DIRECTION A → In the forum post about burning wood, translate this sentence into Spanish: "This year we kept the house around the 68 degree range."

# Newby Question how much wood?



## swagler85 (Mar 16, 2012)

OK so this past year was my first year burning wood. I live in NE Ohio and we had a fairly mild winter. I live in an 1100 sq ft ranch with a Country Hearth 2500 in the basement. This year I burned some wood that was not seasoned quite enough mixed in with what I had seasoned. I would guess I burned 3-5 cords but I didnt really measure as I added to it a few times throughout the winter cutting and splitting some standing dead trees. This year we kept the house around the 68 degree range. House is insulated and has newer windows so its pretty tight. My question from all of you seasoned burners is how much would should I expect to go through. Currenlty have 5 cord CSS and another cord or so that is cut but still needs split and stacked. From looking around the forums here it looks like peoplpe are burning 3-4 cords, that just seems liek its not enough. Any thoughts?


----------



## Woody Stover (Mar 16, 2012)

DIRECTION B → Copy the records word for word, from their first line up to and including the line with "x-tick-label: 18K <box>189 433 209 445</box>".

DATA EXTRACT →
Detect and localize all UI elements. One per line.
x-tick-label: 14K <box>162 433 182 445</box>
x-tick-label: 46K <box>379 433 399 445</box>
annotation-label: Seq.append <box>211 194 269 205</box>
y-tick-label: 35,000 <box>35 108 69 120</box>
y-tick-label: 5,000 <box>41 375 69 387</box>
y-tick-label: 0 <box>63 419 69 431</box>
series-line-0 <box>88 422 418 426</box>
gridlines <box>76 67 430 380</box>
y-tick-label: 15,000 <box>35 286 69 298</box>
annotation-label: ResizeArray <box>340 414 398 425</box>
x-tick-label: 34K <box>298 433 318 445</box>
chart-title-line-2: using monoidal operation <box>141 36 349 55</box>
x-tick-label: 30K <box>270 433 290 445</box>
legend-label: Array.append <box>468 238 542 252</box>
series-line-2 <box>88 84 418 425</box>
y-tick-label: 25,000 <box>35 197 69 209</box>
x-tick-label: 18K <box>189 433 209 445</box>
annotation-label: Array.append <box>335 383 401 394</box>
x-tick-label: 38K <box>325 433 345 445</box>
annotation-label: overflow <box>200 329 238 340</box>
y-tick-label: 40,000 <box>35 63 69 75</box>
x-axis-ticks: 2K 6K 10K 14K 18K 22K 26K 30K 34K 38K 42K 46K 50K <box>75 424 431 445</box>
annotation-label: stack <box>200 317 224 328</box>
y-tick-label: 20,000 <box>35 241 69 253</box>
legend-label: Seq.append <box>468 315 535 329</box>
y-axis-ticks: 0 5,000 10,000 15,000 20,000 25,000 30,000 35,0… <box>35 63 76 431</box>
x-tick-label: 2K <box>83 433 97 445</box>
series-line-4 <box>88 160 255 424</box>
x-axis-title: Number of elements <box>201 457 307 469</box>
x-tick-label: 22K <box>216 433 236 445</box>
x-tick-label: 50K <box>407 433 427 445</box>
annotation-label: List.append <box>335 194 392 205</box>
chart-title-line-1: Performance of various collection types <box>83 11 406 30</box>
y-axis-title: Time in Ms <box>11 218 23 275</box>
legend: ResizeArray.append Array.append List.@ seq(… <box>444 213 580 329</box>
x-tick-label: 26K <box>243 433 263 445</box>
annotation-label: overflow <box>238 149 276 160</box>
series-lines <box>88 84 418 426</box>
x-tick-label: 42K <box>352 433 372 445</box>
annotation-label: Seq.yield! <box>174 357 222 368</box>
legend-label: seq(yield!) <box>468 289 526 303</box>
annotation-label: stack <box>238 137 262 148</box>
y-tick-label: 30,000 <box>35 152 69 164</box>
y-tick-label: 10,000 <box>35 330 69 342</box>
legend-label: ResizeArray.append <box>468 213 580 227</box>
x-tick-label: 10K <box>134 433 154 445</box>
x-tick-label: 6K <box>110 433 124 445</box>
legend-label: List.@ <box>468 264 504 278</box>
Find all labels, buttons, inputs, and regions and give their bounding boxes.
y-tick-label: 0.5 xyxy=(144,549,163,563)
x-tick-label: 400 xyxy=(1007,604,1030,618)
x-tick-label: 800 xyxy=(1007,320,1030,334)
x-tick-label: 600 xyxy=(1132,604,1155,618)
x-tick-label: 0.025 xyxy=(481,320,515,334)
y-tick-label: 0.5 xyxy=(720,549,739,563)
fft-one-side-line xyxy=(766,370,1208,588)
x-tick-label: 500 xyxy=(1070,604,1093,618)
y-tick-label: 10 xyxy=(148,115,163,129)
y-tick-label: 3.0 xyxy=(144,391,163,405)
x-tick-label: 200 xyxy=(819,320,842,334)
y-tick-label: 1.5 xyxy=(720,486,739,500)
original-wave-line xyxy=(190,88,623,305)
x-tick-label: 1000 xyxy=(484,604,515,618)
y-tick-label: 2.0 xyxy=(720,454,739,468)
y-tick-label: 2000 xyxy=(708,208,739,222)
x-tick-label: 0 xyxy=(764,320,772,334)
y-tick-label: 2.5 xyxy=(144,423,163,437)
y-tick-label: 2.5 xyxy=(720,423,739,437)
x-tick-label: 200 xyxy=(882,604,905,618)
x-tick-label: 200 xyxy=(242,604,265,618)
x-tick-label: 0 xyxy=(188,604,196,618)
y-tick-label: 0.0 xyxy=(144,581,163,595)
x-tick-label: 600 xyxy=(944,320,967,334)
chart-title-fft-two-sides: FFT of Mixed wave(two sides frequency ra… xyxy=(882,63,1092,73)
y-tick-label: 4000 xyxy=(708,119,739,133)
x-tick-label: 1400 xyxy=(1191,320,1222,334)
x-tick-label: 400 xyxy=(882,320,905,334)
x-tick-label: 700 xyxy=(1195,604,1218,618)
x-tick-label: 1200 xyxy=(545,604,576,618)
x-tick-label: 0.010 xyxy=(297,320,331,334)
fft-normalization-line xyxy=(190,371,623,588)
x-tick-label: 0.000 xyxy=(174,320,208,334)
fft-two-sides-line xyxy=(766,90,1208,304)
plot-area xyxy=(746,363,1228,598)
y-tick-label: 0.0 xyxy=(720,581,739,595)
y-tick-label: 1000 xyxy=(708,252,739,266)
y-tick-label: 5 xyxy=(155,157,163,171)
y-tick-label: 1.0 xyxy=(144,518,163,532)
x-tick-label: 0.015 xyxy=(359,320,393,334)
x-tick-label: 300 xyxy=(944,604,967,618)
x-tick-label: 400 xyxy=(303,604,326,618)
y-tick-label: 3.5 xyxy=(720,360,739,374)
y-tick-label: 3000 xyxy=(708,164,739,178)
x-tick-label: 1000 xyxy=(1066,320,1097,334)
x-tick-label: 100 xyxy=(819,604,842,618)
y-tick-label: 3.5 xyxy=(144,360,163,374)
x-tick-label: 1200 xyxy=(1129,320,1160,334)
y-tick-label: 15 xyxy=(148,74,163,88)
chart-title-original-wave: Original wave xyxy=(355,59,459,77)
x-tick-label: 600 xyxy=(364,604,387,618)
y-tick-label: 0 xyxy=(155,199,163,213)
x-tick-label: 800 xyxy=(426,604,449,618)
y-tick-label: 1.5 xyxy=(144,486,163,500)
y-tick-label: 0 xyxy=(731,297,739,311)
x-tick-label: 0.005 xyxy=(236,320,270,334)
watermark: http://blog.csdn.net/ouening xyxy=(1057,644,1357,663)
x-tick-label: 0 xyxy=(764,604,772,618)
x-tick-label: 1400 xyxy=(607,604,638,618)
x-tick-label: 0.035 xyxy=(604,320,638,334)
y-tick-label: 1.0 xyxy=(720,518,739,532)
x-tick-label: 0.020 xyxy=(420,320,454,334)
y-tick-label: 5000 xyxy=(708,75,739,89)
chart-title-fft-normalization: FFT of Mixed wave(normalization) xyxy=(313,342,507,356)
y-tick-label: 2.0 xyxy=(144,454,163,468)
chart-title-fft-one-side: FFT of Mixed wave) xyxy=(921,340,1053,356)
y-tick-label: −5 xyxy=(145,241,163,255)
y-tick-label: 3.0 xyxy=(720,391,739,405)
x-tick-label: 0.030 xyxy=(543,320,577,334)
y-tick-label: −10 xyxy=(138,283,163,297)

EXERCISE OUTPUT A → Este año mantuvimos la casa en torno a los 68 grados.

EXERCISE OUTPUT B →
Detect and localize all UI elements. One per line.
x-tick-label: 14K <box>162 433 182 445</box>
x-tick-label: 46K <box>379 433 399 445</box>
annotation-label: Seq.append <box>211 194 269 205</box>
y-tick-label: 35,000 <box>35 108 69 120</box>
y-tick-label: 5,000 <box>41 375 69 387</box>
y-tick-label: 0 <box>63 419 69 431</box>
series-line-0 <box>88 422 418 426</box>
gridlines <box>76 67 430 380</box>
y-tick-label: 15,000 <box>35 286 69 298</box>
annotation-label: ResizeArray <box>340 414 398 425</box>
x-tick-label: 34K <box>298 433 318 445</box>
chart-title-line-2: using monoidal operation <box>141 36 349 55</box>
x-tick-label: 30K <box>270 433 290 445</box>
legend-label: Array.append <box>468 238 542 252</box>
series-line-2 <box>88 84 418 425</box>
y-tick-label: 25,000 <box>35 197 69 209</box>
x-tick-label: 18K <box>189 433 209 445</box>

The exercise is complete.